RECORDS SUPPLIED below:

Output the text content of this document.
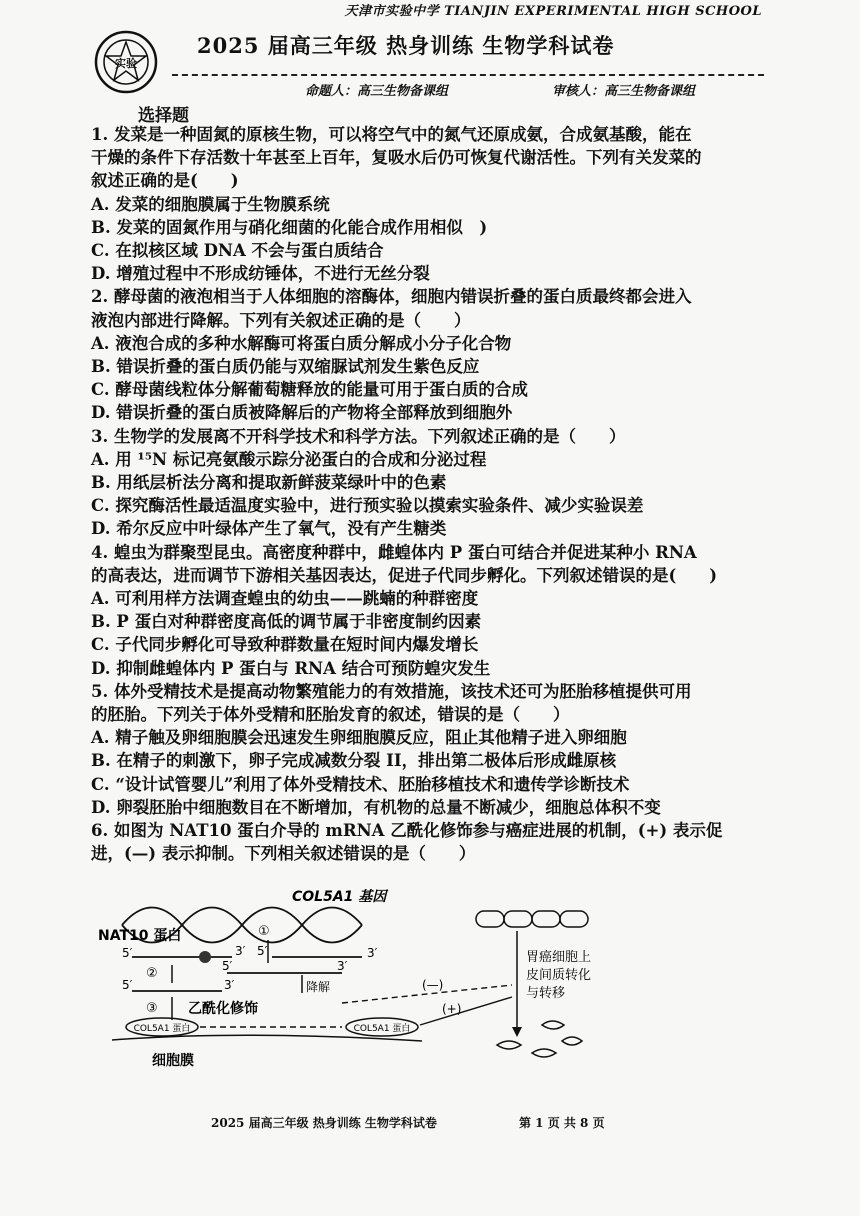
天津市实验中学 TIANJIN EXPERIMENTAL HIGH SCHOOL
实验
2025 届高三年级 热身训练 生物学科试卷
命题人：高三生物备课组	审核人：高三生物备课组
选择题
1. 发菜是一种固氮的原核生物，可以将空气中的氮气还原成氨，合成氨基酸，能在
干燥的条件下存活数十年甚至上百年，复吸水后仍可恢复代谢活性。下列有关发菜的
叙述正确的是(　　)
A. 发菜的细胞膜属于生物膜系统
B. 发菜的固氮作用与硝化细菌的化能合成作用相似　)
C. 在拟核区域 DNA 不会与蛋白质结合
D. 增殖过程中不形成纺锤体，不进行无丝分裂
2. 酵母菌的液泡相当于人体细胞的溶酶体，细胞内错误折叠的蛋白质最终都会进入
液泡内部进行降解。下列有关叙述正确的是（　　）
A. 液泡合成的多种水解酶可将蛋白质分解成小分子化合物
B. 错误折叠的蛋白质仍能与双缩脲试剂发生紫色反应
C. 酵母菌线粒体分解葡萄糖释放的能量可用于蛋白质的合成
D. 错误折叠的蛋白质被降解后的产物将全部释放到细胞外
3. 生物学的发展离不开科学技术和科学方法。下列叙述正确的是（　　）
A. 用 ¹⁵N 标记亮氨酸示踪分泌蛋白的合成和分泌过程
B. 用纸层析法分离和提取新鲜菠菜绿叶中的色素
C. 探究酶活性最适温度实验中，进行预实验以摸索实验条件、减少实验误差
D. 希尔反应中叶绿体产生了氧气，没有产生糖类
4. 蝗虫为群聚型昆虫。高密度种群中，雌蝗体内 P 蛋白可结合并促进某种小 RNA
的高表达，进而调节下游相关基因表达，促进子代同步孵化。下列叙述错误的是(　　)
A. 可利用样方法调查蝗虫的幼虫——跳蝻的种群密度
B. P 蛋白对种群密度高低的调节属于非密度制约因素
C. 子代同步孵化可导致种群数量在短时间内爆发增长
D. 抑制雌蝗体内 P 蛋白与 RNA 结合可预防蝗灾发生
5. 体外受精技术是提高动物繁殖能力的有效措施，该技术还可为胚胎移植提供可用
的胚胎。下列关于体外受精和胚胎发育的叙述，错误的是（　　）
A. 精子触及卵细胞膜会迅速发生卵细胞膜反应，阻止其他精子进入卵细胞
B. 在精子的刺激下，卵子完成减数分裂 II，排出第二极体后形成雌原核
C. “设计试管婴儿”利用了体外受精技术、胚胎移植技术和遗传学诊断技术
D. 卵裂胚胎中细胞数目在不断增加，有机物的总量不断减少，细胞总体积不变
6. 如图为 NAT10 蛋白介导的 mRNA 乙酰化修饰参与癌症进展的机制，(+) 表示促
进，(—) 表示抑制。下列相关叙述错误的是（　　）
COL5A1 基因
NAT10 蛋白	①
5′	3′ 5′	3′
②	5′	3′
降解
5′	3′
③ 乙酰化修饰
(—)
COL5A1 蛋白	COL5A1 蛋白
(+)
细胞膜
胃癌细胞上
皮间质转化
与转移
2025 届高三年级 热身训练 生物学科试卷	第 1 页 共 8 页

End of RECORDS SUPPLIED.

◆ **WHAT YOU HAVE TO DO**
Skip the pictures and print each record exactly as it stands.

◆ **RESULT OF THE TASK**
Output the text content of this document.
天津市实验中学 TIANJIN EXPERIMENTAL HIGH SCHOOL
实验
2025 届高三年级 热身训练 生物学科试卷
命题人：高三生物备课组	审核人：高三生物备课组
选择题
1. 发菜是一种固氮的原核生物，可以将空气中的氮气还原成氨，合成氨基酸，能在
干燥的条件下存活数十年甚至上百年，复吸水后仍可恢复代谢活性。下列有关发菜的
叙述正确的是(　　)
A. 发菜的细胞膜属于生物膜系统
B. 发菜的固氮作用与硝化细菌的化能合成作用相似　)
C. 在拟核区域 DNA 不会与蛋白质结合
D. 增殖过程中不形成纺锤体，不进行无丝分裂
2. 酵母菌的液泡相当于人体细胞的溶酶体，细胞内错误折叠的蛋白质最终都会进入
液泡内部进行降解。下列有关叙述正确的是（　　）
A. 液泡合成的多种水解酶可将蛋白质分解成小分子化合物
B. 错误折叠的蛋白质仍能与双缩脲试剂发生紫色反应
C. 酵母菌线粒体分解葡萄糖释放的能量可用于蛋白质的合成
D. 错误折叠的蛋白质被降解后的产物将全部释放到细胞外
3. 生物学的发展离不开科学技术和科学方法。下列叙述正确的是（　　）
A. 用 ¹⁵N 标记亮氨酸示踪分泌蛋白的合成和分泌过程
B. 用纸层析法分离和提取新鲜菠菜绿叶中的色素
C. 探究酶活性最适温度实验中，进行预实验以摸索实验条件、减少实验误差
D. 希尔反应中叶绿体产生了氧气，没有产生糖类
4. 蝗虫为群聚型昆虫。高密度种群中，雌蝗体内 P 蛋白可结合并促进某种小 RNA
的高表达，进而调节下游相关基因表达，促进子代同步孵化。下列叙述错误的是(　　)
A. 可利用样方法调查蝗虫的幼虫——跳蝻的种群密度
B. P 蛋白对种群密度高低的调节属于非密度制约因素
C. 子代同步孵化可导致种群数量在短时间内爆发增长
D. 抑制雌蝗体内 P 蛋白与 RNA 结合可预防蝗灾发生
5. 体外受精技术是提高动物繁殖能力的有效措施，该技术还可为胚胎移植提供可用
的胚胎。下列关于体外受精和胚胎发育的叙述，错误的是（　　）
A. 精子触及卵细胞膜会迅速发生卵细胞膜反应，阻止其他精子进入卵细胞
B. 在精子的刺激下，卵子完成减数分裂 II，排出第二极体后形成雌原核
C. “设计试管婴儿”利用了体外受精技术、胚胎移植技术和遗传学诊断技术
D. 卵裂胚胎中细胞数目在不断增加，有机物的总量不断减少，细胞总体积不变
6. 如图为 NAT10 蛋白介导的 mRNA 乙酰化修饰参与癌症进展的机制，(+) 表示促
进，(—) 表示抑制。下列相关叙述错误的是（　　）
COL5A1 基因
NAT10 蛋白	①
5′	3′ 5′	3′
②	5′	3′
降解
5′	3′
③ 乙酰化修饰
(—)
COL5A1 蛋白	COL5A1 蛋白
(+)
细胞膜
胃癌细胞上
皮间质转化
与转移
2025 届高三年级 热身训练 生物学科试卷	第 1 页 共 8 页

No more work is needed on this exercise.